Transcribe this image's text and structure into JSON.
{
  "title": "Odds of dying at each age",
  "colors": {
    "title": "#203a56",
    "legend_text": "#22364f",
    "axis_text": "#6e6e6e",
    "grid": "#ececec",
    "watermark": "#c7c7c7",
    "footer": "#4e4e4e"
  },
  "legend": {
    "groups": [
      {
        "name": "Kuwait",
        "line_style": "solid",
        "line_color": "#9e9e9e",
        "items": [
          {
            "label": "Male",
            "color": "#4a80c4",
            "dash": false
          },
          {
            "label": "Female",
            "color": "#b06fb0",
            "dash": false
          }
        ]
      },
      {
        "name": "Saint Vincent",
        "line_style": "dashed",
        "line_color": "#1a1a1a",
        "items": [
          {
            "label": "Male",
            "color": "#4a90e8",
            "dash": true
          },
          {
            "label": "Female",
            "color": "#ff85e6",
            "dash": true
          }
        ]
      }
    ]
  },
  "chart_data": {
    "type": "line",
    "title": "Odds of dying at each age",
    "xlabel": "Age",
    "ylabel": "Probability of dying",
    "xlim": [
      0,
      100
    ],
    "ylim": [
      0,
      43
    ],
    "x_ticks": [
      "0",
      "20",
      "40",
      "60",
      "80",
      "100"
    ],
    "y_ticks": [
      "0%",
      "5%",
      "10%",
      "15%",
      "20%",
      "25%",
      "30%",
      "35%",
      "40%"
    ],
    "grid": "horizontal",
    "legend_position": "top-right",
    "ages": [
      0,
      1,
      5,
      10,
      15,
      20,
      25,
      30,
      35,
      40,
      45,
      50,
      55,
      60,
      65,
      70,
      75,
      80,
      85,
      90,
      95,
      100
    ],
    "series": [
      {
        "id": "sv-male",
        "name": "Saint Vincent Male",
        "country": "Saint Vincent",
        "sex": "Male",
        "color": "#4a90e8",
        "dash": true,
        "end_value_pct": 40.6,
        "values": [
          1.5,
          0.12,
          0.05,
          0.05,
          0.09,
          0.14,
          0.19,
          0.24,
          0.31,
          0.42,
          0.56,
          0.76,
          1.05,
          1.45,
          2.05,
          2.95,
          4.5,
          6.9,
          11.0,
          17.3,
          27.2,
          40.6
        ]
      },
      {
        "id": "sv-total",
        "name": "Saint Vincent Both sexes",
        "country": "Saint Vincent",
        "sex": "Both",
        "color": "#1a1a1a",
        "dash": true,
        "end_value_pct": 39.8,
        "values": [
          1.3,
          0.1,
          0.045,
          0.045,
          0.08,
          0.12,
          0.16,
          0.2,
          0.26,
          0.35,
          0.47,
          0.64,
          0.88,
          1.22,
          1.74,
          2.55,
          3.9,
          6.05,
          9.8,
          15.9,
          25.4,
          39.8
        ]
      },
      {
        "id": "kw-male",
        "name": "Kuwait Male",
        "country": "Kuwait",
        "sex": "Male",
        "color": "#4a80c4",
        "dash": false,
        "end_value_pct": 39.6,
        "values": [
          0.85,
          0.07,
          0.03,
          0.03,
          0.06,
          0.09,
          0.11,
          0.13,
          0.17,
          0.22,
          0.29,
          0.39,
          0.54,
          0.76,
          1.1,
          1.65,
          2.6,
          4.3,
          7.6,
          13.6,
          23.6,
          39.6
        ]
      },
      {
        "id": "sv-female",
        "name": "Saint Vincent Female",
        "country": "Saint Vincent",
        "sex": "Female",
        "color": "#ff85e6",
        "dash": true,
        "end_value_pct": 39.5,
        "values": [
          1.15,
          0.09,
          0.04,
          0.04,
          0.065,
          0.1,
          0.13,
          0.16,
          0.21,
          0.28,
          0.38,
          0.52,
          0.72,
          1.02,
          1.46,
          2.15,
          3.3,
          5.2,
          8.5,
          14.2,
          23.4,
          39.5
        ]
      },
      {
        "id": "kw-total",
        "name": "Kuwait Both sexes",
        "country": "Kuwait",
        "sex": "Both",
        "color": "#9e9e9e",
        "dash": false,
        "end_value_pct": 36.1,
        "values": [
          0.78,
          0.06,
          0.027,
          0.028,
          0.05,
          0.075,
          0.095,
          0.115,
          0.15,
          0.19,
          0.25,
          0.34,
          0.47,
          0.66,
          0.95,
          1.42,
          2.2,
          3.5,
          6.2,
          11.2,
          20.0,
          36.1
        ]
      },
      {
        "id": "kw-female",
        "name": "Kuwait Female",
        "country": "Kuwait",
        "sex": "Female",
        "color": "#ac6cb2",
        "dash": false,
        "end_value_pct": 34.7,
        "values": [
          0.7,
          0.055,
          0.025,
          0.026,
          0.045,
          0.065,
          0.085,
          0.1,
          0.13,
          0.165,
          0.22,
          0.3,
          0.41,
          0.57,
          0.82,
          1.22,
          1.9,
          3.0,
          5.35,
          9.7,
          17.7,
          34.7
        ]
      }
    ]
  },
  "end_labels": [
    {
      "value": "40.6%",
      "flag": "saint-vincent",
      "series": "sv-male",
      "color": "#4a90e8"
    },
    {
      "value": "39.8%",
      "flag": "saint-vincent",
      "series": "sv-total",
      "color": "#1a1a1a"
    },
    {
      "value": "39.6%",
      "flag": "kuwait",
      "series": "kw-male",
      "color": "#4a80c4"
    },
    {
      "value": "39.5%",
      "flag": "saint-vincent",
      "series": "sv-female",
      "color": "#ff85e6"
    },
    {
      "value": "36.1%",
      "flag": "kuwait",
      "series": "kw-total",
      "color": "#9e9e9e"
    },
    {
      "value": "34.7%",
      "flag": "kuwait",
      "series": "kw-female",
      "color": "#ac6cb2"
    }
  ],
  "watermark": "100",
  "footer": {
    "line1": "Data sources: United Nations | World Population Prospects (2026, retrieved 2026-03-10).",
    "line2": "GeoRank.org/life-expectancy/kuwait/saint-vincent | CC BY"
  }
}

══════════

What to work on
Search the entries for the word "dying", then gather every line that has it.

Response to the exercise
  "title": "Odds of dying at each age",
    "title": "Odds of dying at each age",
    "ylabel": "Probability of dying",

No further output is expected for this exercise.